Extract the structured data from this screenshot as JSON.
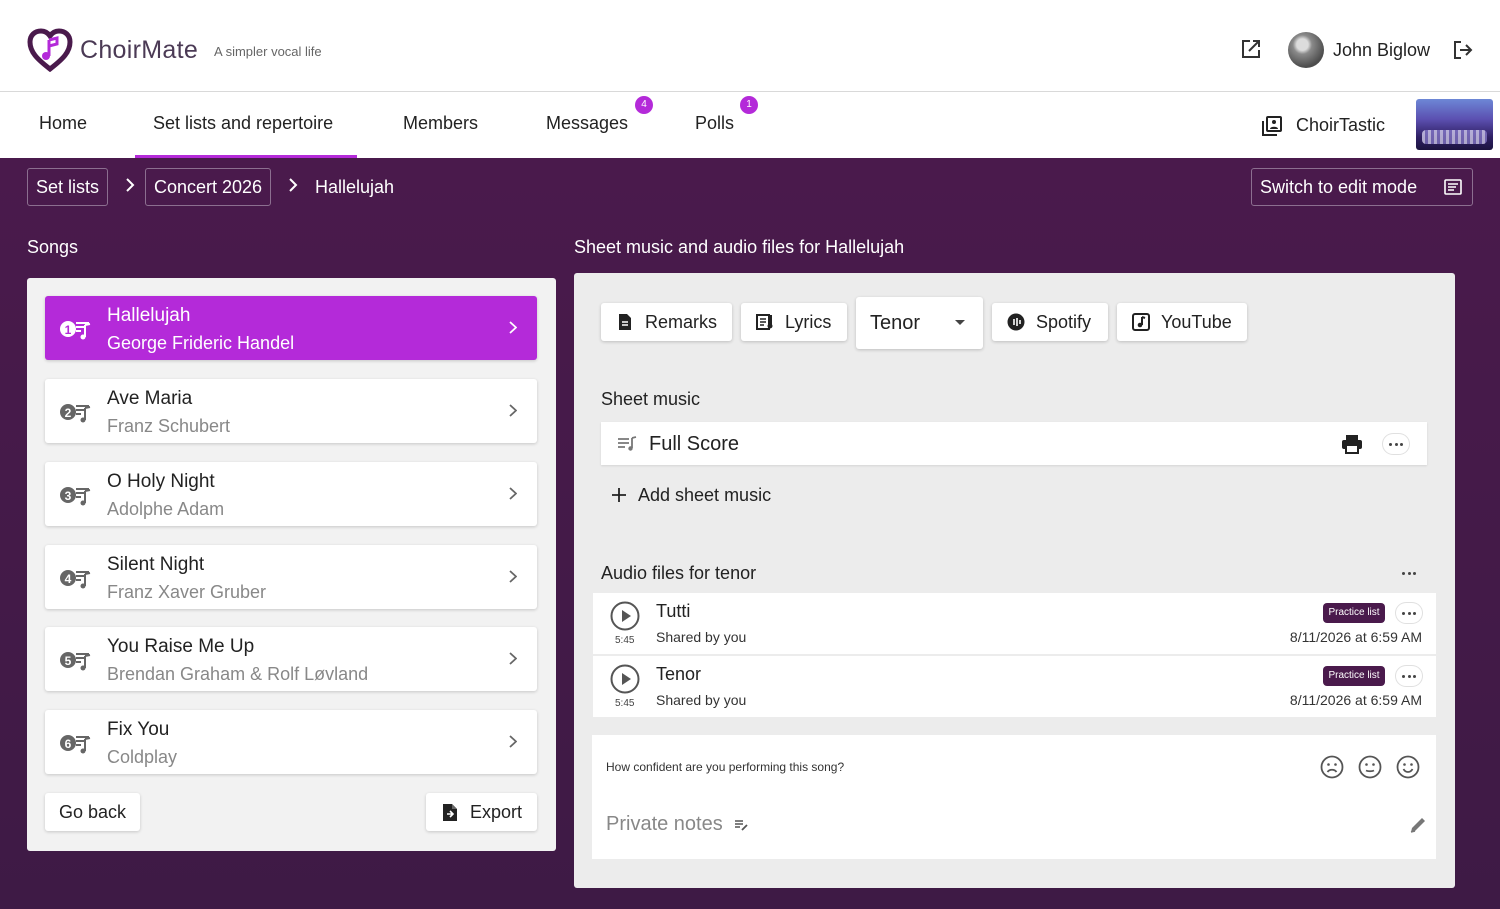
{
  "header": {
    "brand": "ChoirMate",
    "tagline": "A simpler vocal life",
    "user_name": "John Biglow"
  },
  "nav": {
    "items": [
      {
        "label": "Home"
      },
      {
        "label": "Set lists and repertoire"
      },
      {
        "label": "Members"
      },
      {
        "label": "Messages",
        "badge": "4"
      },
      {
        "label": "Polls",
        "badge": "1"
      }
    ],
    "choir_name": "ChoirTastic"
  },
  "breadcrumb": {
    "set_lists": "Set lists",
    "concert": "Concert 2026",
    "current": "Hallelujah"
  },
  "edit_mode_label": "Switch to edit mode",
  "songs": {
    "title": "Songs",
    "items": [
      {
        "num": "1",
        "title": "Hallelujah",
        "composer": "George Frideric Handel",
        "active": true
      },
      {
        "num": "2",
        "title": "Ave Maria",
        "composer": "Franz Schubert"
      },
      {
        "num": "3",
        "title": "O Holy Night",
        "composer": "Adolphe Adam"
      },
      {
        "num": "4",
        "title": "Silent Night",
        "composer": "Franz Xaver Gruber"
      },
      {
        "num": "5",
        "title": "You Raise Me Up",
        "composer": "Brendan Graham & Rolf Løvland"
      },
      {
        "num": "6",
        "title": "Fix You",
        "composer": "Coldplay"
      }
    ],
    "go_back": "Go back",
    "export": "Export"
  },
  "detail": {
    "title": "Sheet music and audio files for Hallelujah",
    "tools": {
      "remarks": "Remarks",
      "lyrics": "Lyrics",
      "voice": "Tenor",
      "spotify": "Spotify",
      "youtube": "YouTube"
    },
    "sheet_music_title": "Sheet music",
    "sheet_items": [
      {
        "name": "Full Score"
      }
    ],
    "add_sheet": "Add sheet music",
    "audio_title": "Audio files for tenor",
    "audio_files": [
      {
        "name": "Tutti",
        "duration": "5:45",
        "shared": "Shared by you",
        "badge": "Practice list",
        "date": "8/11/2026 at 6:59 AM"
      },
      {
        "name": "Tenor",
        "duration": "5:45",
        "shared": "Shared by you",
        "badge": "Practice list",
        "date": "8/11/2026 at 6:59 AM"
      }
    ],
    "confidence_question": "How confident are you performing this song?",
    "private_notes": "Private notes"
  },
  "colors": {
    "accent": "#b42ad9",
    "background": "#4a1a4c",
    "badge_dark": "#4a1a4c"
  },
  "icons": [
    "heart-logo-icon",
    "external-link-icon",
    "logout-icon",
    "library-icon",
    "chevron-right-icon",
    "edit-mode-icon",
    "song-number-icon",
    "document-icon",
    "lyrics-icon",
    "spotify-icon",
    "youtube-icon",
    "score-icon",
    "print-icon",
    "more-icon",
    "plus-icon",
    "play-icon",
    "sad-face-icon",
    "neutral-face-icon",
    "happy-face-icon",
    "notes-icon",
    "pencil-icon"
  ]
}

################

**Problem details**
Leaving all pictures aside, quote each record exactly.

**Written answer**
Extract the structured data from this screenshot as JSON.
{
  "header": {
    "brand": "ChoirMate",
    "tagline": "A simpler vocal life",
    "user_name": "John Biglow"
  },
  "nav": {
    "items": [
      {
        "label": "Home"
      },
      {
        "label": "Set lists and repertoire"
      },
      {
        "label": "Members"
      },
      {
        "label": "Messages",
        "badge": "4"
      },
      {
        "label": "Polls",
        "badge": "1"
      }
    ],
    "choir_name": "ChoirTastic"
  },
  "breadcrumb": {
    "set_lists": "Set lists",
    "concert": "Concert 2026",
    "current": "Hallelujah"
  },
  "edit_mode_label": "Switch to edit mode",
  "songs": {
    "title": "Songs",
    "items": [
      {
        "num": "1",
        "title": "Hallelujah",
        "composer": "George Frideric Handel",
        "active": true
      },
      {
        "num": "2",
        "title": "Ave Maria",
        "composer": "Franz Schubert"
      },
      {
        "num": "3",
        "title": "O Holy Night",
        "composer": "Adolphe Adam"
      },
      {
        "num": "4",
        "title": "Silent Night",
        "composer": "Franz Xaver Gruber"
      },
      {
        "num": "5",
        "title": "You Raise Me Up",
        "composer": "Brendan Graham & Rolf Løvland"
      },
      {
        "num": "6",
        "title": "Fix You",
        "composer": "Coldplay"
      }
    ],
    "go_back": "Go back",
    "export": "Export"
  },
  "detail": {
    "title": "Sheet music and audio files for Hallelujah",
    "tools": {
      "remarks": "Remarks",
      "lyrics": "Lyrics",
      "voice": "Tenor",
      "spotify": "Spotify",
      "youtube": "YouTube"
    },
    "sheet_music_title": "Sheet music",
    "sheet_items": [
      {
        "name": "Full Score"
      }
    ],
    "add_sheet": "Add sheet music",
    "audio_title": "Audio files for tenor",
    "audio_files": [
      {
        "name": "Tutti",
        "duration": "5:45",
        "shared": "Shared by you",
        "badge": "Practice list",
        "date": "8/11/2026 at 6:59 AM"
      },
      {
        "name": "Tenor",
        "duration": "5:45",
        "shared": "Shared by you",
        "badge": "Practice list",
        "date": "8/11/2026 at 6:59 AM"
      }
    ],
    "confidence_question": "How confident are you performing this song?",
    "private_notes": "Private notes"
  },
  "colors": {
    "accent": "#b42ad9",
    "background": "#4a1a4c",
    "badge_dark": "#4a1a4c"
  },
  "icons": [
    "heart-logo-icon",
    "external-link-icon",
    "logout-icon",
    "library-icon",
    "chevron-right-icon",
    "edit-mode-icon",
    "song-number-icon",
    "document-icon",
    "lyrics-icon",
    "spotify-icon",
    "youtube-icon",
    "score-icon",
    "print-icon",
    "more-icon",
    "plus-icon",
    "play-icon",
    "sad-face-icon",
    "neutral-face-icon",
    "happy-face-icon",
    "notes-icon",
    "pencil-icon"
  ]
}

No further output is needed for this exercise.